#### [WHAT YOU NEED TO DO]
Restate the interview from "It started as" to "wear their clothing?", replacing every occurrence of "town" with "city".

#### [PAGE EXTRACT]
▬▬▬▬▬▬▬▬▬▬

Here’s the Q&A with the creator of Aids_brand.

Question 1: For the people that haven’t heard about your brand can you let them know about yourself and the Aids brand?

It started as a joke with friends when I was 15 or 16 years old. We would do a bunch of shitty designs and let it rest for a few years. Then around three years later the topic came up again and I made the first shirt from a cleaning rag and a button up shirt, where I sewed cut out letters from the rag on the shirt. I traded this shirt with a professional skateboarder who came to my town. His name is Aidan and his nickname was AIDS. That’s how it all started.
Since then it has become a symbol of destigmatization. For me it’s the new Yolo.

Question 2: What would you like to tell high end fashion designers and those that wear their clothing?

Like Demna said a while ago fashion has become a religion. What I really want is to pop people’s bubble. There are many people so stuck up in their belief how fashion has to look. I am somebody who loves high fashion and the decadence that comes with it but it really cringes me out when people take themselves because they are into fashion too seriously.

Question 3: Is there anything you would like the youth to know as far awareness?

I would like to mention we are all mortal beings. And it doesn’t matter if you have a seven figure bank account or do a normal nine to five. We are all mortal we are all in this together and HIV is something that doesn’t care about your social status. And before people should get into acting out their sexuality they should know what to look out for and how to not endanger one self and the people around them. My mission is reminding people of the ongoing stigma surrounding HIV. This brand also focuses on mental struggles and being excluded because of being different. I expirienced this myself and I want to comfort those people feeling left out.

Question 4: Where do you see yourself with your clothing brand 10 years from now?

▬▬▬▬▬▬▬▬▬▬

#### [RECORDS SUPPLIED]
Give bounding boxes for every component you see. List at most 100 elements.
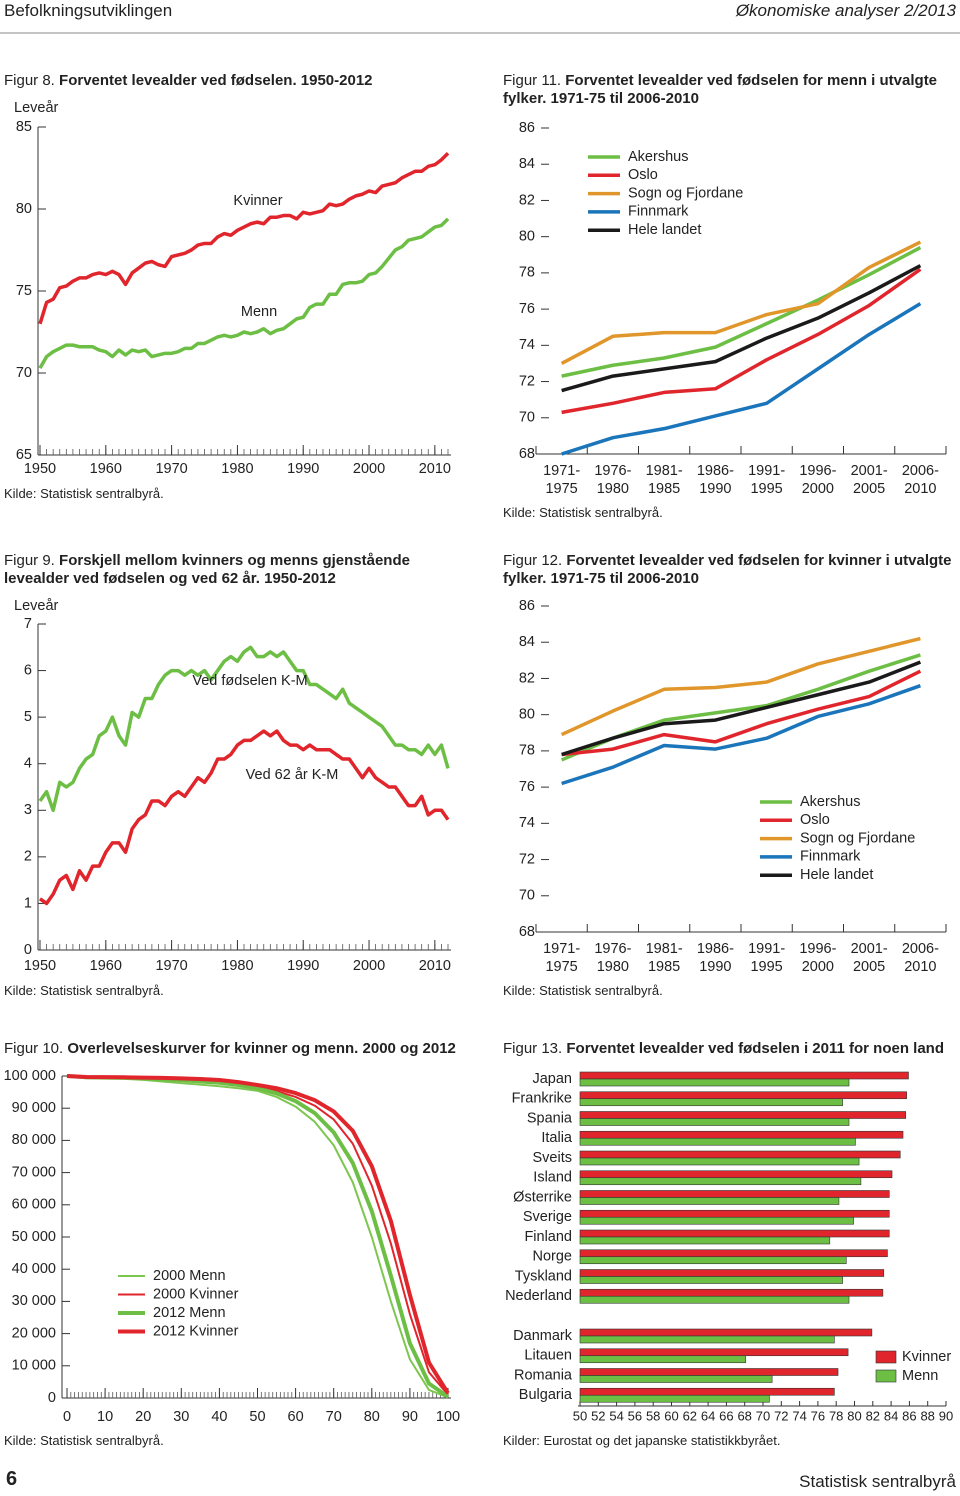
legend-label: Akershus: [800, 794, 860, 810]
x-tick-label: 1996-2000: [799, 941, 837, 975]
x-tick-label: 64: [701, 1408, 715, 1423]
bar: [579, 1394, 770, 1403]
series-line: [66, 1074, 450, 1399]
bar: [579, 1111, 907, 1119]
x-tick-label: 1996-2000: [799, 463, 837, 497]
bar: [579, 1071, 909, 1080]
x-tick-label: 88: [920, 1408, 934, 1423]
y-tick-label: 74: [519, 337, 535, 353]
figure-heading: Figur 11. Forventet levealder ved fødsel…: [503, 72, 958, 108]
legend-label: Hele landet: [800, 867, 873, 883]
legend-label: 2012 Menn: [153, 1305, 226, 1321]
header-right: Økonomiske analyser 2/2013: [735, 1, 956, 20]
x-tick-label: 90: [939, 1408, 953, 1423]
legend-label: 2000 Kvinner: [153, 1286, 239, 1302]
y-tick-label: 75: [16, 283, 32, 299]
y-tick-label: 6: [24, 662, 32, 678]
y-tick-label: 74: [519, 815, 535, 831]
bar: [579, 1229, 890, 1238]
y-tick-label: 68: [519, 446, 535, 462]
x-tick-label: 1976-1980: [594, 941, 632, 975]
x-tick-label: 70: [756, 1408, 770, 1423]
x-tick-label: 2006-2010: [901, 463, 939, 497]
bar: [579, 1256, 847, 1265]
x-tick-label: 1960: [90, 958, 122, 974]
x-tick-label: 1950: [24, 461, 56, 477]
x-tick-label: 1990: [287, 461, 319, 477]
y-tick-label: 5: [24, 709, 32, 725]
legend-label: 2000 Menn: [153, 1268, 226, 1284]
y-tick-label: 2: [24, 849, 32, 865]
x-tick-label: 2000: [353, 461, 385, 477]
x-tick-label: 74: [792, 1408, 806, 1423]
x-tick-label: 2010: [419, 958, 451, 974]
category-label: Nederland: [505, 1288, 572, 1304]
category-label: Sverige: [523, 1209, 572, 1225]
x-tick-label: 86: [902, 1408, 916, 1423]
x-tick-label: 2006-2010: [901, 941, 939, 975]
x-tick-label: 60: [288, 1409, 304, 1425]
category-label: Sveits: [533, 1150, 573, 1166]
x-tick-label: 2001-2005: [850, 463, 888, 497]
bar: [579, 1137, 856, 1146]
bar: [579, 1295, 850, 1304]
y-tick-label: 20 000: [12, 1325, 56, 1341]
bar: [579, 1209, 890, 1218]
figure-title: Overlevelseskurver for kvinner og menn. …: [67, 1040, 456, 1057]
page-number: 6: [6, 1468, 18, 1490]
x-tick-label: 1981-1985: [645, 463, 683, 497]
series-line: [561, 660, 922, 757]
y-tick-label: 60 000: [12, 1197, 56, 1213]
x-tick-label: 100: [436, 1409, 460, 1425]
source-note: Kilder: Eurostat og det japanske statist…: [503, 1433, 781, 1448]
series-line: [66, 1074, 450, 1395]
bar: [579, 1098, 843, 1107]
source-note: Kilde: Statistisk sentralbyrå.: [4, 486, 164, 501]
category-label: Norge: [533, 1249, 573, 1265]
figure-heading: Figur 9. Forskjell mellom kvinners og me…: [4, 552, 464, 588]
category-label: Italia: [541, 1130, 573, 1146]
figure-heading: Figur 13. Forventet levealder ved fødsel…: [503, 1040, 958, 1058]
category-label: Finland: [524, 1229, 572, 1245]
y-tick-label: 84: [519, 156, 535, 172]
x-tick-label: 78: [829, 1408, 843, 1423]
figure-title: Forventet levealder ved fødselen i 2011 …: [566, 1040, 944, 1057]
bar: [579, 1387, 835, 1396]
source-note: Kilde: Statistisk sentralbyrå.: [4, 1433, 164, 1448]
x-tick-label: 40: [211, 1409, 227, 1425]
category-label: Bulgaria: [519, 1387, 573, 1403]
series-line: [38, 217, 450, 369]
series-line: [561, 267, 922, 415]
series-line: [38, 645, 450, 813]
series-label: Ved fødselen K-M: [192, 673, 307, 689]
header-left: Befolkningsutviklingen: [4, 1, 173, 20]
bar: [579, 1130, 904, 1139]
x-tick-label: 1971-1975: [543, 941, 581, 975]
x-tick-label: 52: [591, 1408, 605, 1423]
x-tick-label: 1981-1985: [645, 941, 683, 975]
figure-title: Forventet levealder ved fødselen. 1950-2…: [59, 72, 373, 89]
x-tick-label: 1986-1990: [696, 463, 734, 497]
y-tick-label: 78: [519, 743, 535, 759]
y-tick-label: 72: [519, 851, 535, 867]
category-label: Litauen: [524, 1348, 572, 1364]
y-tick-label: 70: [519, 410, 535, 426]
x-tick-label: 10: [97, 1409, 113, 1425]
figure-number: Figur 11.: [503, 72, 562, 89]
x-tick-label: 1980: [221, 958, 253, 974]
x-tick-label: 1980: [221, 461, 253, 477]
y-tick-label: 90 000: [12, 1100, 56, 1116]
publisher: Statistisk sentralbyrå: [799, 1472, 956, 1491]
y-tick-label: 70 000: [12, 1164, 56, 1180]
series-line: [561, 302, 922, 456]
y-tick-label: 70: [16, 365, 32, 381]
y-tick-label: 80: [16, 201, 32, 217]
x-tick-label: 2000: [353, 958, 385, 974]
y-tick-label: 0: [48, 1390, 56, 1406]
category-label: Spania: [527, 1110, 573, 1126]
source-note: Kilde: Statistisk sentralbyrå.: [4, 983, 164, 998]
series-label: Ved 62 år K-M: [246, 767, 339, 783]
x-tick-label: 20: [135, 1409, 151, 1425]
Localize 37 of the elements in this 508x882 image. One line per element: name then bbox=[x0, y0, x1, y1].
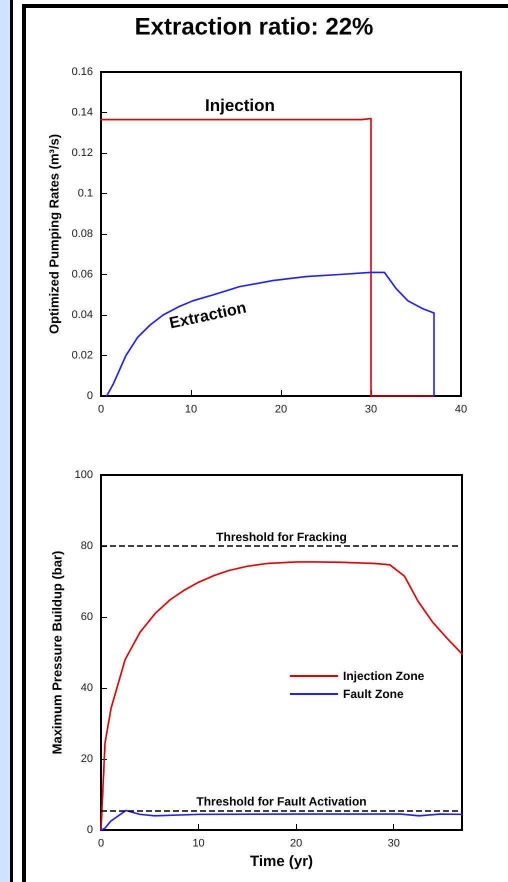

▬▬▬▬▬▬▬▬▬▬

#### [FULL OUTPUT]
It started as a joke with friends when I was 15 or 16 years old. We would do a bunch of shitty designs and let it rest for a few years. Then around three years later the topic came up again and I made the first shirt from a cleaning rag and a button up shirt, where I sewed cut out letters from the rag on the shirt. I traded this shirt with a professional skateboarder who came to my city. His name is Aidan and his nickname was AIDS. That’s how it all started.
Since then it has become a symbol of destigmatization. For me it’s the new Yolo.

Question 2: What would you like to tell high end fashion designers and those that wear their clothing?